Dataset items

■ ■ ■ ■ ■

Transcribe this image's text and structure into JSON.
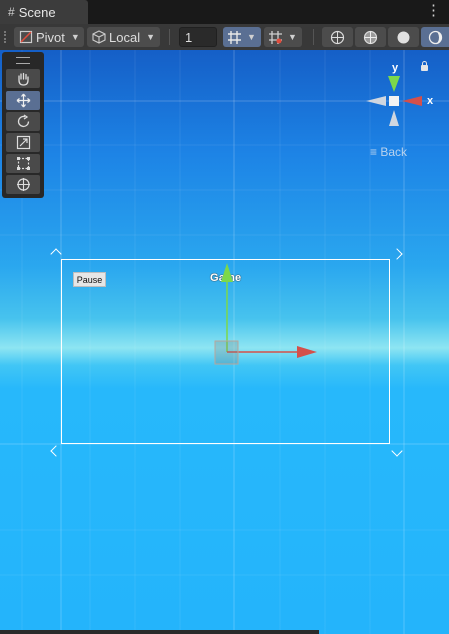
{
  "tab": {
    "icon": "grid-icon",
    "label": "Scene"
  },
  "toolbar": {
    "pivot_label": "Pivot",
    "local_label": "Local",
    "grid_size_value": "1",
    "icons": [
      "pivot-icon",
      "local-cube-icon",
      "grid-snap-icon",
      "snap-increment-icon",
      "wireframe-shading-icon",
      "shaded-wireframe-icon",
      "shaded-icon",
      "lighting-icon"
    ]
  },
  "tools": [
    "hand-tool-icon",
    "move-tool-icon",
    "rotate-tool-icon",
    "scale-tool-icon",
    "rect-tool-icon",
    "transform-tool-icon"
  ],
  "orientation_gizmo": {
    "y_label": "y",
    "x_label": "x",
    "back_label": "Back"
  },
  "scene": {
    "pause_label": "Pause",
    "game_title": "Game"
  },
  "colors": {
    "x_axis": "#d4504b",
    "y_axis": "#7cd84b",
    "selection": "#5a6f93"
  }
}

■ ■ ■ ■ ■

_Goal_
Restate the data above word for word. Skip every picture.

_Result of this exercise_
Transcribe this image's text and structure into JSON.
{
  "tab": {
    "icon": "grid-icon",
    "label": "Scene"
  },
  "toolbar": {
    "pivot_label": "Pivot",
    "local_label": "Local",
    "grid_size_value": "1",
    "icons": [
      "pivot-icon",
      "local-cube-icon",
      "grid-snap-icon",
      "snap-increment-icon",
      "wireframe-shading-icon",
      "shaded-wireframe-icon",
      "shaded-icon",
      "lighting-icon"
    ]
  },
  "tools": [
    "hand-tool-icon",
    "move-tool-icon",
    "rotate-tool-icon",
    "scale-tool-icon",
    "rect-tool-icon",
    "transform-tool-icon"
  ],
  "orientation_gizmo": {
    "y_label": "y",
    "x_label": "x",
    "back_label": "Back"
  },
  "scene": {
    "pause_label": "Pause",
    "game_title": "Game"
  },
  "colors": {
    "x_axis": "#d4504b",
    "y_axis": "#7cd84b",
    "selection": "#5a6f93"
  }
}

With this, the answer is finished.